DO THIS:
Could you copy every line from the material below in which "JSON" appears?

RECORD LIST:

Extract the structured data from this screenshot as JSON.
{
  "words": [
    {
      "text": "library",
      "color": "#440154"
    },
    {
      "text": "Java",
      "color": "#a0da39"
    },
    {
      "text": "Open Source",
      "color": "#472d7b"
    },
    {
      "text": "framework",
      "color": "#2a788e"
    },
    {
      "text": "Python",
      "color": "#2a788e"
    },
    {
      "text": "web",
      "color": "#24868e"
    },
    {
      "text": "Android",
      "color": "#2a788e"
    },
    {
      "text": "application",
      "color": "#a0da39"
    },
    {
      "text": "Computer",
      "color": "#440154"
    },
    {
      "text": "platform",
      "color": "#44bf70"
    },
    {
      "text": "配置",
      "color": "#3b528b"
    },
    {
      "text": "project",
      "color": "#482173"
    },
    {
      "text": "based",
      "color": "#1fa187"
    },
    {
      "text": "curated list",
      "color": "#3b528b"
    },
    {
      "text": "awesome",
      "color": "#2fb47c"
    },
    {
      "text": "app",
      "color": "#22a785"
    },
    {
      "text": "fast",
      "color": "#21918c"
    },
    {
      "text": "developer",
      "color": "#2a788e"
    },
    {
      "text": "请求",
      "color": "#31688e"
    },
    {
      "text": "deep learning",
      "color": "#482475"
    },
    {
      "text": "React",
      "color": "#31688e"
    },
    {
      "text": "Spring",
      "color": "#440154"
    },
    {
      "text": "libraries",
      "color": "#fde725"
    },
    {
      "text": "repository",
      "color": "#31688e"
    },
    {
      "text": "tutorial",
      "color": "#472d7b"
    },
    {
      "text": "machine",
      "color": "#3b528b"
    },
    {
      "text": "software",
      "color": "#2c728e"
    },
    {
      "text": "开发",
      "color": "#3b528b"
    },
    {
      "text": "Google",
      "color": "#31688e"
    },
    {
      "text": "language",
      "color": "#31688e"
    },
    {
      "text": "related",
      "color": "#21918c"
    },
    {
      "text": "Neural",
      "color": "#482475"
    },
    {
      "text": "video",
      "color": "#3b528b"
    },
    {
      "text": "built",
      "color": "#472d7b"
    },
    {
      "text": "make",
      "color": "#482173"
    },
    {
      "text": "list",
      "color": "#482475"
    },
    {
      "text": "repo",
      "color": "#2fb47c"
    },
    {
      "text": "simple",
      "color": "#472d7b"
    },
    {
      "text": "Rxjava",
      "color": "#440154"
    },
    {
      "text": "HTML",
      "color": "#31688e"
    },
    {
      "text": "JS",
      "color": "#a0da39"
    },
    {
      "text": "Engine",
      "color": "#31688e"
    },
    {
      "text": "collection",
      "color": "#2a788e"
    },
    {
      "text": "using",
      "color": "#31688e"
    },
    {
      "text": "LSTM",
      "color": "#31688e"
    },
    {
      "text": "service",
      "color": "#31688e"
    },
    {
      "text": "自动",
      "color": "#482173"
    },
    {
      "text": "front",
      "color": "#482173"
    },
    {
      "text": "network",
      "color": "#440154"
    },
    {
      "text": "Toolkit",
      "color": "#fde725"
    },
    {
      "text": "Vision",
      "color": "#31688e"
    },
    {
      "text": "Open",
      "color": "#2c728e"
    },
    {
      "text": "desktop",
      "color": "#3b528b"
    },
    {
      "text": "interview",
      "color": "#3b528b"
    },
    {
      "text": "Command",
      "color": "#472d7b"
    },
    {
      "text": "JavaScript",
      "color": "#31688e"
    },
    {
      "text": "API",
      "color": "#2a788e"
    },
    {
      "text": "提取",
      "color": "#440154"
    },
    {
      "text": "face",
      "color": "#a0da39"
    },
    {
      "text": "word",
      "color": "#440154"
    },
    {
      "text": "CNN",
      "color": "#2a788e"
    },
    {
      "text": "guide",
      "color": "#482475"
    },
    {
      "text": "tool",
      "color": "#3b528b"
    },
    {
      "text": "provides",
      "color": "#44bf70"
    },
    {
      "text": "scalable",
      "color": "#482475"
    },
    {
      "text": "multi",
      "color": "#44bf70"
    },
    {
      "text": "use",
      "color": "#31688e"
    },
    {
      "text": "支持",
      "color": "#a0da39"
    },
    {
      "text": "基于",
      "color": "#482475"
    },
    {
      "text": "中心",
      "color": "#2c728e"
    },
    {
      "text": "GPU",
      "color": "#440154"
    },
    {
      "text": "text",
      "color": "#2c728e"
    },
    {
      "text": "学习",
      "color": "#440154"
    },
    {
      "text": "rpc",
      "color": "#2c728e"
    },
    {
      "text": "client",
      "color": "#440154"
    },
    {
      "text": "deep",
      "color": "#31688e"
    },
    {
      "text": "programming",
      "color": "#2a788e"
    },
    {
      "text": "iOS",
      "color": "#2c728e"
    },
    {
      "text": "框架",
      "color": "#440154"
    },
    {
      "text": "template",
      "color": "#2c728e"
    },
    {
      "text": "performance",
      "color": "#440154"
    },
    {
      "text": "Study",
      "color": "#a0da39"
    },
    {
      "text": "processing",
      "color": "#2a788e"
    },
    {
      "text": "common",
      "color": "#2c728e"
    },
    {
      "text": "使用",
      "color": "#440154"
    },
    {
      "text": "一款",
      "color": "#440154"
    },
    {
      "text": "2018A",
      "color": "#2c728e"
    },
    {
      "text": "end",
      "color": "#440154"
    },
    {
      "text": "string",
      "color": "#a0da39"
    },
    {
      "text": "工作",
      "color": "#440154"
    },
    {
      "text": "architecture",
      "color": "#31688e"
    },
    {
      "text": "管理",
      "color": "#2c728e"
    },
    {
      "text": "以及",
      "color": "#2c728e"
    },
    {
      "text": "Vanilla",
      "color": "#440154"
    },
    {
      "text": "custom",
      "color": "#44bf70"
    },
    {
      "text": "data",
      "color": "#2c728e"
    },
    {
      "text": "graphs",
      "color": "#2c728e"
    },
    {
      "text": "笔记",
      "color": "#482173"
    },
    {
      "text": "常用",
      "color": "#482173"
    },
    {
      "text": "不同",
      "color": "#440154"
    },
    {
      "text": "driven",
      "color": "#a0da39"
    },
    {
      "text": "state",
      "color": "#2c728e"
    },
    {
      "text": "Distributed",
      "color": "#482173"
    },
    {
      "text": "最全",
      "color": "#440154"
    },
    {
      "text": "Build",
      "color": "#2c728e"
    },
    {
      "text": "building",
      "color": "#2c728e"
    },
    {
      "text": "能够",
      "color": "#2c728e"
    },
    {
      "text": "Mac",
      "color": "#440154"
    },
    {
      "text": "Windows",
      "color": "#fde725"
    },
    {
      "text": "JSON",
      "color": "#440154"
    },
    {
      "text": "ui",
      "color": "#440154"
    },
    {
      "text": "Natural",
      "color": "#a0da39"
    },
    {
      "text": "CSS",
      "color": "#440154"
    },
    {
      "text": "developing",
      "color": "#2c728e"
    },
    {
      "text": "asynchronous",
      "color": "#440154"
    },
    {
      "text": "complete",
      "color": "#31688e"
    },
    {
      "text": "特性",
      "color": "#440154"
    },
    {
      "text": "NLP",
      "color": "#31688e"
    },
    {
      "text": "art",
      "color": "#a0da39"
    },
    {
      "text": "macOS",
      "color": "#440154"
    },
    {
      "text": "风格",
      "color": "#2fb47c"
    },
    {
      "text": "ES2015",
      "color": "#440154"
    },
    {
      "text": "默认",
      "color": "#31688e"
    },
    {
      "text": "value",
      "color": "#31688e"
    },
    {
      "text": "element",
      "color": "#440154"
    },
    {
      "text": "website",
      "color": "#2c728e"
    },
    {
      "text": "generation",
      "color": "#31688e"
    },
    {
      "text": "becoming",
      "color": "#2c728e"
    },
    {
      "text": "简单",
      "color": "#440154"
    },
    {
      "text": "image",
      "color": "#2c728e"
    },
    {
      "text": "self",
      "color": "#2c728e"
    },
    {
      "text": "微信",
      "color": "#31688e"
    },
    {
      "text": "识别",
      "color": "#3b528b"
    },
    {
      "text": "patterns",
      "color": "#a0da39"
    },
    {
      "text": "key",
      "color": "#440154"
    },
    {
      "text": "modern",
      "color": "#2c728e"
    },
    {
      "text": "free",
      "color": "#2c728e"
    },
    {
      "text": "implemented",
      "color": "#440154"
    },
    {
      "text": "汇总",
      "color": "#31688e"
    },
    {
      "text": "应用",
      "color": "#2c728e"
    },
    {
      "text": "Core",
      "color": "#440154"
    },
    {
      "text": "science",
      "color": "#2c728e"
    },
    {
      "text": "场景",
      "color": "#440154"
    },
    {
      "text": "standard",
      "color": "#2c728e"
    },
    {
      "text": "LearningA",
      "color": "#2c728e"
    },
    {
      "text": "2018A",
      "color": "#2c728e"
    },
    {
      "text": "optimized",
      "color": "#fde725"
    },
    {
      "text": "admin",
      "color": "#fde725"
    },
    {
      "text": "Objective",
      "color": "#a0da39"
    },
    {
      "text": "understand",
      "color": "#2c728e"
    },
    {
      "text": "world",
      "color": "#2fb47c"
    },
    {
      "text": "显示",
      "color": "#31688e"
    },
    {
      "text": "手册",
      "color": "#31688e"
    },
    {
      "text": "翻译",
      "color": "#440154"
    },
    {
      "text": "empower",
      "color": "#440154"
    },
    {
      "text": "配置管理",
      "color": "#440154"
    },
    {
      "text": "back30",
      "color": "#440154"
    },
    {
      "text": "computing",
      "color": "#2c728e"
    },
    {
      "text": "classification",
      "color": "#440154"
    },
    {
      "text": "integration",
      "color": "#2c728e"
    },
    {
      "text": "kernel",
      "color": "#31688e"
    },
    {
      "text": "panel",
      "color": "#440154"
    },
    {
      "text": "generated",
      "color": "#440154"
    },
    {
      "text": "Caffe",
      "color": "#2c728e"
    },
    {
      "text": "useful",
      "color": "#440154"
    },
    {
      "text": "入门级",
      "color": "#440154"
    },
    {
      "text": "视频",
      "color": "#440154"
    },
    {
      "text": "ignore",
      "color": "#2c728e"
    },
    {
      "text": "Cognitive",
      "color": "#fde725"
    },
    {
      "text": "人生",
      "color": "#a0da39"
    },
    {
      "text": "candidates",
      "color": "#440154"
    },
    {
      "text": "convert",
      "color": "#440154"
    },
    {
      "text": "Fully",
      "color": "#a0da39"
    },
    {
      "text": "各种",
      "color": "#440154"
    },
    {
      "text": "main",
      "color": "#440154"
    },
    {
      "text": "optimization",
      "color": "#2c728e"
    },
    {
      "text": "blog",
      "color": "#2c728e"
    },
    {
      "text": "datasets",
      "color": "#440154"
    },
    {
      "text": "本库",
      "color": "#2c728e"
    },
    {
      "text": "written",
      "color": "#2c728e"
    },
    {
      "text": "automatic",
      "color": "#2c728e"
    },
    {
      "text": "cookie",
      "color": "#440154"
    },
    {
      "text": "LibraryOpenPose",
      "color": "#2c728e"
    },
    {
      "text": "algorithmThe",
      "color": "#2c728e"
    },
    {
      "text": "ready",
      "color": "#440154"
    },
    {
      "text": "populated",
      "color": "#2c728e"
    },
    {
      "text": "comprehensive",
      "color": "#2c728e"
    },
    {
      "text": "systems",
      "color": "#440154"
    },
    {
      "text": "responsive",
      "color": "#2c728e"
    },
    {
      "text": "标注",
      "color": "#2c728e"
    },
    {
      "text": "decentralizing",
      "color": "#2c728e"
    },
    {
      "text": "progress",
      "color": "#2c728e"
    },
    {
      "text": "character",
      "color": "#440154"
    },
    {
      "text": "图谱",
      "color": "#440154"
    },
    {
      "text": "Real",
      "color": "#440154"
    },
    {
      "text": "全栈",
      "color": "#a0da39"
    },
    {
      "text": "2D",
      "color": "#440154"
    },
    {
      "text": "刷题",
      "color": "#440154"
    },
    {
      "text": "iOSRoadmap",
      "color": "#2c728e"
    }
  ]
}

COMPLETED EXERCISE:
Extract the structured data from this screenshot as JSON.
      "text": "JSON",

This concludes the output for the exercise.